Ma devo dire al inizio, secondo me, era un errore invitarmi, io sono solamente un pastore luterano semplice, tengo i grandi premuri, che questo incontro diventerà al fine un deluso enorme per l’auditorio. 🙂 E chiaro, ugualmente, per la nostra Comunità evangelica luterana di Sicilia e per me è una gioia speciale che l’ACIT trova spazio per trattare la vita e la teologia di Martin Lutero. Incontraci così e un segno bello e visibile che Martin Lutero, e le Chiese che si rifanno a lui, sono parte integrante della storia e della cultura della nostra fede. Il nostro incontro di oggi e importante e significativo, mi appare, perché ci confrontiamo nei contenuti con la persona e la teologia di Lutero, domandandoci: chi era Lutero e che cosa ha da dirci, oggi?
Ma attenzione, e veramente desiderato da me e fa parte della cultura nelle chiese luterane in tutto il mondo, faccio una relazione sulla teologia di Martin Lutero, sopra i suoi intenzioni, così spiego anzitutto il rapporto fra la chiesa cattolica e la chiesa luterana, anche in presentazione del documento „dal conflitto alla comunione“, è possibilissimo che al fine della mia relazione la vista del auditorio e assolutamente una altra che quello che io avrò rappresentato come conlusione!

#### [OBIETTIVO]
Rispondi a queste domande sull'intervento su Lutero riportato sopra.
(a) Come si definisce chi parla all'inizio dell'intervento?
(b) Quale comunità viene nominata insieme a chi parla?
(c) Quale documento viene citato nella presentazione del rapporto fra la chiesa cattolica e la chiesa luterana?

#### [RIGHE DI DATI]
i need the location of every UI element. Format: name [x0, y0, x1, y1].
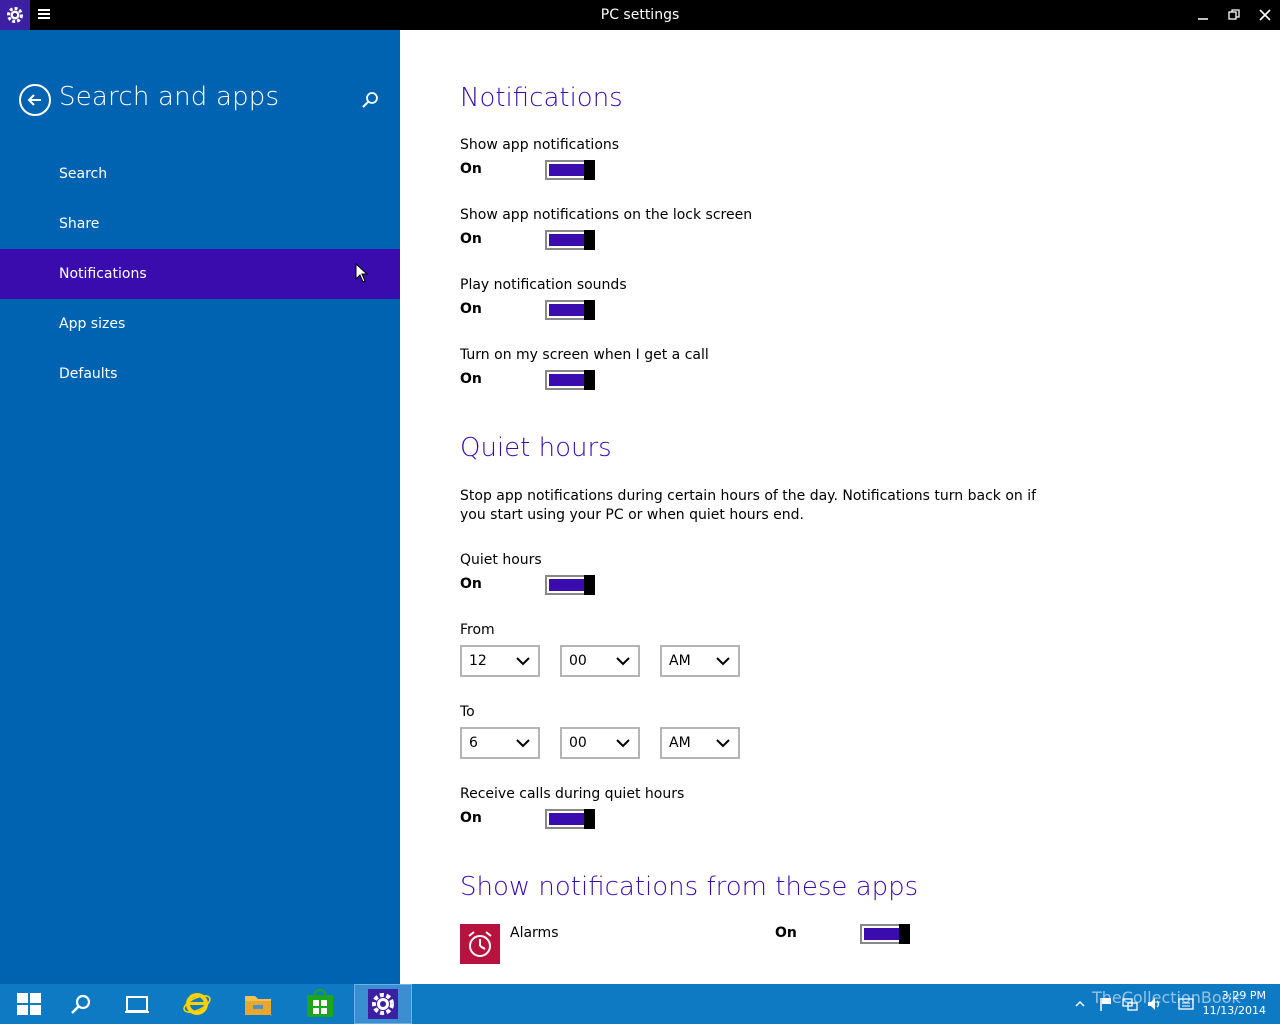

#### [SOLUZIONE]
(a) Si definisce "solamente un pastore luterano semplice".
(b) Viene nominata la Comunità evangelica luterana di Sicilia.
(c) Viene citato il documento "dal conflitto alla comunione".